== MATERIAL ==

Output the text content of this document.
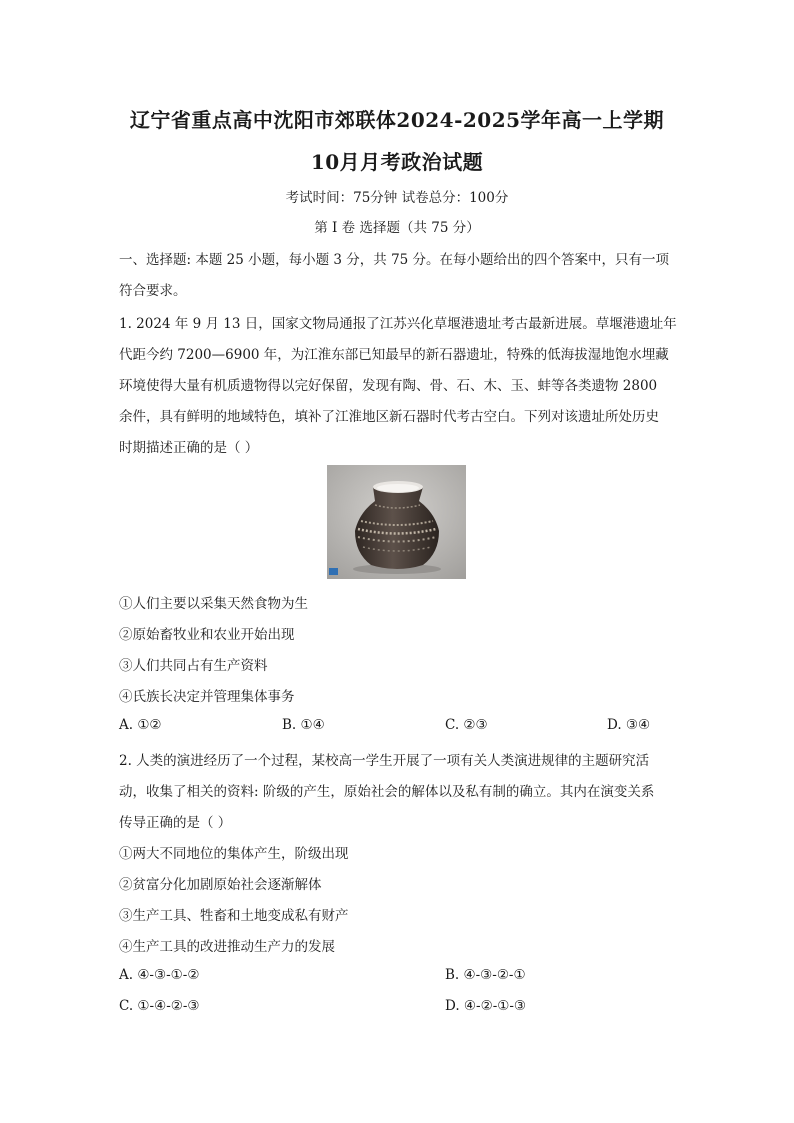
辽宁省重点高中沈阳市郊联体2024-2025学年高一上学期
10月月考政治试题
考试时间：75分钟 试卷总分：100分
第 I 卷 选择题（共 75 分）
一、选择题: 本题 25 小题，每小题 3 分，共 75 分。在每小题给出的四个答案中，只有一项
符合要求。
1. 2024 年 9 月 13 日，国家文物局通报了江苏兴化草堰港遗址考古最新进展。草堰港遗址年
代距今约 7200—6900 年，为江淮东部已知最早的新石器遗址，特殊的低海拔湿地饱水埋藏
环境使得大量有机质遗物得以完好保留，发现有陶、骨、石、木、玉、蚌等各类遗物 2800
余件，具有鲜明的地域特色，填补了江淮地区新石器时代考古空白。下列对该遗址所处历史
时期描述正确的是（ ）
①人们主要以采集天然食物为生
②原始畜牧业和农业开始出现
③人们共同占有生产资料
④氏族长决定并管理集体事务
A. ①②	B. ①④	C. ②③	D. ③④
2. 人类的演进经历了一个过程，某校高一学生开展了一项有关人类演进规律的主题研究活
动，收集了相关的资料: 阶级的产生，原始社会的解体以及私有制的确立。其内在演变关系
传导正确的是（ ）
①两大不同地位的集体产生，阶级出现
②贫富分化加剧原始社会逐渐解体
③生产工具、牲畜和土地变成私有财产
④生产工具的改进推动生产力的发展
A. ④-③-①-②	B. ④-③-②-①
C. ①-④-②-③	D. ④-②-①-③
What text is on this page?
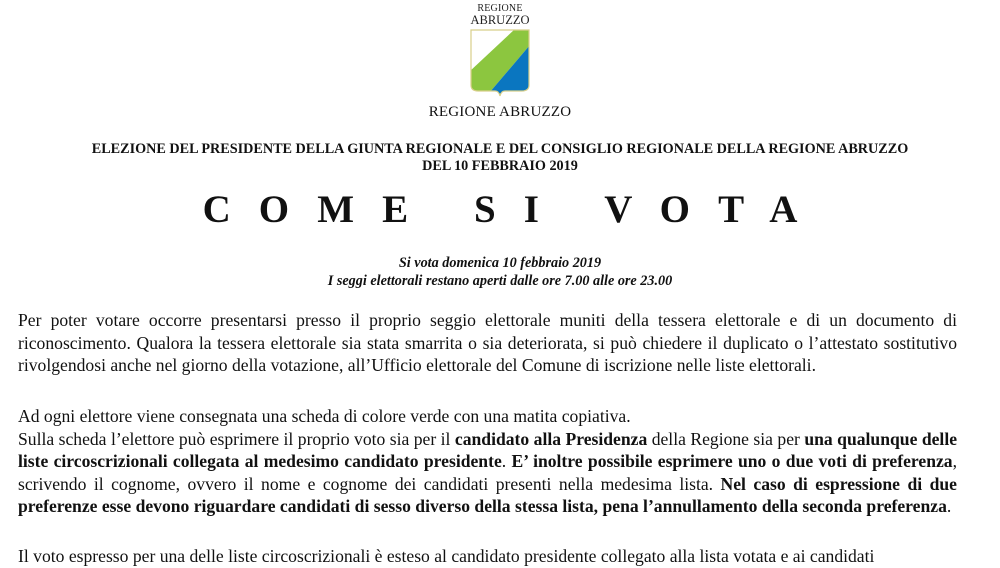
REGIONE
ABRUZZO
REGIONE ABRUZZO
ELEZIONE DEL PRESIDENTE DELLA GIUNTA REGIONALE E DEL CONSIGLIO REGIONALE DELLA REGIONE ABRUZZO
DEL 10 FEBBRAIO 2019
COME SI VOTA
Si vota domenica 10 febbraio 2019
I seggi elettorali restano aperti dalle ore 7.00 alle ore 23.00

Per poter votare occorre presentarsi presso il proprio seggio elettorale muniti della tessera elettorale e di un documento di riconoscimento. Qualora la tessera elettorale sia stata smarrita o sia deteriorata, si può chiedere il duplicato o l’attestato sostitutivo rivolgendosi anche nel giorno della votazione, all’Ufficio elettorale del Comune di iscrizione nelle liste elettorali.

Ad ogni elettore viene consegnata una scheda di colore verde con una matita copiativa.

Sulla scheda l’elettore può esprimere il proprio voto sia per il candidato alla Presidenza della Regione sia per una qualunque delle liste circoscrizionali collegata al medesimo candidato presidente. E’ inoltre possibile esprimere uno o due voti di preferenza, scrivendo il cognome, ovvero il nome e cognome dei candidati presenti nella medesima lista. Nel caso di espressione di due preferenze esse devono riguardare candidati di sesso diverso della stessa lista, pena l’annullamento della seconda preferenza.

Il voto espresso per una delle liste circoscrizionali è esteso al candidato presidente collegato alla lista votata e ai candidati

===

* TASK REQUIREMENTS *
Which lines include "voto"? Copy each of them out.

* ANSWER TO THE TASK *
Sulla scheda l’elettore può esprimere il proprio voto sia per il candidato alla Presidenza della Regione sia per una qualunque delle liste circoscrizionali collegata al medesimo candidato presidente. E’ inoltre possibile esprimere uno o due voti di preferenza, scrivendo il cognome, ovvero il nome e cognome dei candidati presenti nella medesima lista. Nel caso di espressione di due preferenze esse devono riguardare candidati di sesso diverso della stessa lista, pena l’annullamento della seconda preferenza.
Il voto espresso per una delle liste circoscrizionali è esteso al candidato presidente collegato alla lista votata e ai candidati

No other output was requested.